[start Records for processing]

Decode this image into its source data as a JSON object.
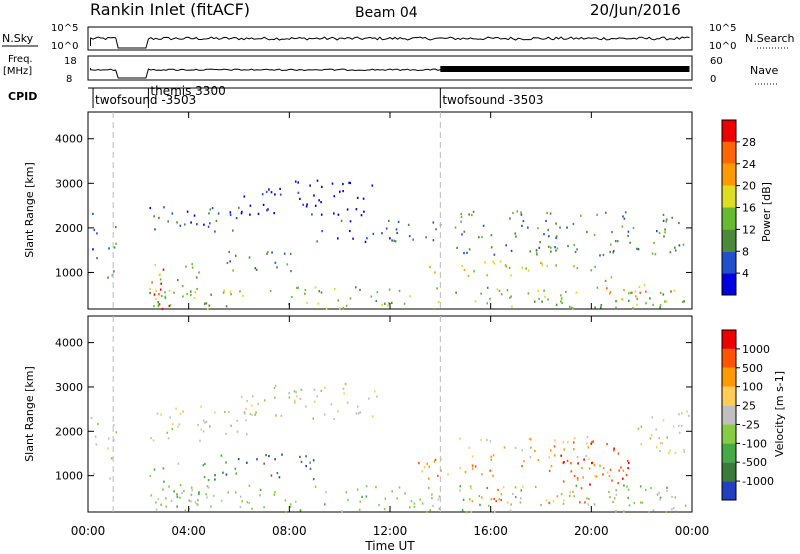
{
  "header": {
    "title": "Rankin Inlet (fitACF)",
    "beam": "Beam 04",
    "date": "20/Jun/2016"
  },
  "panels": {
    "nsky_label": "N.Sky",
    "nsky_ticks": [
      "10^5",
      "10^0"
    ],
    "nsearch_label": "N.Search",
    "nsearch_ticks": [
      "10^5",
      "10^0"
    ],
    "freq_label": "Freq.",
    "freq_unit": "[MHz]",
    "freq_ticks": [
      "18",
      "8"
    ],
    "nave_label": "Nave",
    "nave_ticks": [
      "60",
      "0"
    ],
    "cpid_label": "CPID",
    "cpid_modes": [
      {
        "name": "twofsound -3503",
        "start_hr": 0.2
      },
      {
        "name": "themis 3300",
        "start_hr": 2.4
      },
      {
        "name": "twofsound -3503",
        "start_hr": 14.0
      }
    ]
  },
  "chart_data": [
    {
      "type": "heatmap",
      "name": "power",
      "ylabel": "Slant Range [km]",
      "ylim": [
        180,
        4600
      ],
      "yticks": [
        "1000",
        "2000",
        "3000",
        "4000"
      ],
      "xlim": [
        0,
        24
      ],
      "colorbar_label": "Power [dB]",
      "colorbar_ticks": [
        "28",
        "24",
        "20",
        "16",
        "12",
        "8",
        "4"
      ],
      "colors": [
        "#0000e0",
        "#2050d0",
        "#4a8a3a",
        "#66bb33",
        "#dddd22",
        "#ff9900",
        "#ff6600",
        "#ee0000"
      ],
      "regions": [
        {
          "t": [
            0.1,
            0.4
          ],
          "r": [
            900,
            2400
          ],
          "c": 1
        },
        {
          "t": [
            0.7,
            1.1
          ],
          "r": [
            900,
            2400
          ],
          "c": 2
        },
        {
          "t": [
            2.5,
            3.3
          ],
          "r": [
            200,
            1200
          ],
          "c": 7
        },
        {
          "t": [
            2.6,
            4.5
          ],
          "r": [
            300,
            1300
          ],
          "c": 3
        },
        {
          "t": [
            2.4,
            6.0
          ],
          "r": [
            1800,
            2500
          ],
          "c": 1
        },
        {
          "t": [
            5.5,
            8.5
          ],
          "r": [
            1000,
            1500
          ],
          "c": 2
        },
        {
          "t": [
            6.0,
            11.5
          ],
          "r": [
            2300,
            3100
          ],
          "c": 0
        },
        {
          "t": [
            9.0,
            14.0
          ],
          "r": [
            1700,
            2200
          ],
          "c": 1
        },
        {
          "t": [
            13.5,
            20.5
          ],
          "r": [
            950,
            1300
          ],
          "c": 4
        },
        {
          "t": [
            14.5,
            23.8
          ],
          "r": [
            1400,
            2400
          ],
          "c": 2
        },
        {
          "t": [
            2.4,
            23.9
          ],
          "r": [
            200,
            700
          ],
          "c": 3
        },
        {
          "t": [
            20.5,
            22.5
          ],
          "r": [
            400,
            1000
          ],
          "c": 5
        }
      ]
    },
    {
      "type": "heatmap",
      "name": "velocity",
      "ylabel": "Slant Range [km]",
      "xlabel": "Time UT",
      "ylim": [
        180,
        4600
      ],
      "yticks": [
        "1000",
        "2000",
        "3000",
        "4000"
      ],
      "xlim": [
        0,
        24
      ],
      "xticks": [
        "00:00",
        "04:00",
        "08:00",
        "12:00",
        "16:00",
        "20:00",
        "00:00"
      ],
      "colorbar_label": "Velocity [m s-1]",
      "colorbar_ticks": [
        "1000",
        "500",
        "100",
        "25",
        "-25",
        "-100",
        "-500",
        "-1000"
      ],
      "colors": [
        "#2040c0",
        "#3a7a3a",
        "#44aa44",
        "#88cc44",
        "#c0c0c0",
        "#ffcc55",
        "#ff9900",
        "#ff5500",
        "#ee0000"
      ],
      "regions": [
        {
          "t": [
            0.1,
            0.4
          ],
          "r": [
            900,
            2400
          ],
          "c": 4
        },
        {
          "t": [
            0.7,
            1.1
          ],
          "r": [
            900,
            2400
          ],
          "c": 4
        },
        {
          "t": [
            2.4,
            6.5
          ],
          "r": [
            1800,
            2600
          ],
          "c": 4
        },
        {
          "t": [
            2.4,
            5.0
          ],
          "r": [
            300,
            1300
          ],
          "c": 3
        },
        {
          "t": [
            6.0,
            11.5
          ],
          "r": [
            2300,
            3100
          ],
          "c": 4
        },
        {
          "t": [
            5.0,
            9.0
          ],
          "r": [
            900,
            1500
          ],
          "c": 1
        },
        {
          "t": [
            13.0,
            21.0
          ],
          "r": [
            950,
            1400
          ],
          "c": 6
        },
        {
          "t": [
            14.5,
            20.0
          ],
          "r": [
            1400,
            1900
          ],
          "c": 5
        },
        {
          "t": [
            18.5,
            21.5
          ],
          "r": [
            800,
            1800
          ],
          "c": 7
        },
        {
          "t": [
            21.5,
            23.9
          ],
          "r": [
            1500,
            2500
          ],
          "c": 4
        },
        {
          "t": [
            2.4,
            23.9
          ],
          "r": [
            200,
            800
          ],
          "c": 3
        },
        {
          "t": [
            15.0,
            20.0
          ],
          "r": [
            400,
            800
          ],
          "c": 6
        }
      ]
    }
  ]
}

[end Records for processing]

**Goal of the exercise:**
Quote the preceding listing precisely and completely, omitting its images.

**Full response:**
Decode this image into its source data as a JSON object.
{
  "header": {
    "title": "Rankin Inlet (fitACF)",
    "beam": "Beam 04",
    "date": "20/Jun/2016"
  },
  "panels": {
    "nsky_label": "N.Sky",
    "nsky_ticks": [
      "10^5",
      "10^0"
    ],
    "nsearch_label": "N.Search",
    "nsearch_ticks": [
      "10^5",
      "10^0"
    ],
    "freq_label": "Freq.",
    "freq_unit": "[MHz]",
    "freq_ticks": [
      "18",
      "8"
    ],
    "nave_label": "Nave",
    "nave_ticks": [
      "60",
      "0"
    ],
    "cpid_label": "CPID",
    "cpid_modes": [
      {
        "name": "twofsound -3503",
        "start_hr": 0.2
      },
      {
        "name": "themis 3300",
        "start_hr": 2.4
      },
      {
        "name": "twofsound -3503",
        "start_hr": 14.0
      }
    ]
  },
  "chart_data": [
    {
      "type": "heatmap",
      "name": "power",
      "ylabel": "Slant Range [km]",
      "ylim": [
        180,
        4600
      ],
      "yticks": [
        "1000",
        "2000",
        "3000",
        "4000"
      ],
      "xlim": [
        0,
        24
      ],
      "colorbar_label": "Power [dB]",
      "colorbar_ticks": [
        "28",
        "24",
        "20",
        "16",
        "12",
        "8",
        "4"
      ],
      "colors": [
        "#0000e0",
        "#2050d0",
        "#4a8a3a",
        "#66bb33",
        "#dddd22",
        "#ff9900",
        "#ff6600",
        "#ee0000"
      ],
      "regions": [
        {
          "t": [
            0.1,
            0.4
          ],
          "r": [
            900,
            2400
          ],
          "c": 1
        },
        {
          "t": [
            0.7,
            1.1
          ],
          "r": [
            900,
            2400
          ],
          "c": 2
        },
        {
          "t": [
            2.5,
            3.3
          ],
          "r": [
            200,
            1200
          ],
          "c": 7
        },
        {
          "t": [
            2.6,
            4.5
          ],
          "r": [
            300,
            1300
          ],
          "c": 3
        },
        {
          "t": [
            2.4,
            6.0
          ],
          "r": [
            1800,
            2500
          ],
          "c": 1
        },
        {
          "t": [
            5.5,
            8.5
          ],
          "r": [
            1000,
            1500
          ],
          "c": 2
        },
        {
          "t": [
            6.0,
            11.5
          ],
          "r": [
            2300,
            3100
          ],
          "c": 0
        },
        {
          "t": [
            9.0,
            14.0
          ],
          "r": [
            1700,
            2200
          ],
          "c": 1
        },
        {
          "t": [
            13.5,
            20.5
          ],
          "r": [
            950,
            1300
          ],
          "c": 4
        },
        {
          "t": [
            14.5,
            23.8
          ],
          "r": [
            1400,
            2400
          ],
          "c": 2
        },
        {
          "t": [
            2.4,
            23.9
          ],
          "r": [
            200,
            700
          ],
          "c": 3
        },
        {
          "t": [
            20.5,
            22.5
          ],
          "r": [
            400,
            1000
          ],
          "c": 5
        }
      ]
    },
    {
      "type": "heatmap",
      "name": "velocity",
      "ylabel": "Slant Range [km]",
      "xlabel": "Time UT",
      "ylim": [
        180,
        4600
      ],
      "yticks": [
        "1000",
        "2000",
        "3000",
        "4000"
      ],
      "xlim": [
        0,
        24
      ],
      "xticks": [
        "00:00",
        "04:00",
        "08:00",
        "12:00",
        "16:00",
        "20:00",
        "00:00"
      ],
      "colorbar_label": "Velocity [m s-1]",
      "colorbar_ticks": [
        "1000",
        "500",
        "100",
        "25",
        "-25",
        "-100",
        "-500",
        "-1000"
      ],
      "colors": [
        "#2040c0",
        "#3a7a3a",
        "#44aa44",
        "#88cc44",
        "#c0c0c0",
        "#ffcc55",
        "#ff9900",
        "#ff5500",
        "#ee0000"
      ],
      "regions": [
        {
          "t": [
            0.1,
            0.4
          ],
          "r": [
            900,
            2400
          ],
          "c": 4
        },
        {
          "t": [
            0.7,
            1.1
          ],
          "r": [
            900,
            2400
          ],
          "c": 4
        },
        {
          "t": [
            2.4,
            6.5
          ],
          "r": [
            1800,
            2600
          ],
          "c": 4
        },
        {
          "t": [
            2.4,
            5.0
          ],
          "r": [
            300,
            1300
          ],
          "c": 3
        },
        {
          "t": [
            6.0,
            11.5
          ],
          "r": [
            2300,
            3100
          ],
          "c": 4
        },
        {
          "t": [
            5.0,
            9.0
          ],
          "r": [
            900,
            1500
          ],
          "c": 1
        },
        {
          "t": [
            13.0,
            21.0
          ],
          "r": [
            950,
            1400
          ],
          "c": 6
        },
        {
          "t": [
            14.5,
            20.0
          ],
          "r": [
            1400,
            1900
          ],
          "c": 5
        },
        {
          "t": [
            18.5,
            21.5
          ],
          "r": [
            800,
            1800
          ],
          "c": 7
        },
        {
          "t": [
            21.5,
            23.9
          ],
          "r": [
            1500,
            2500
          ],
          "c": 4
        },
        {
          "t": [
            2.4,
            23.9
          ],
          "r": [
            200,
            800
          ],
          "c": 3
        },
        {
          "t": [
            15.0,
            20.0
          ],
          "r": [
            400,
            800
          ],
          "c": 6
        }
      ]
    }
  ]
}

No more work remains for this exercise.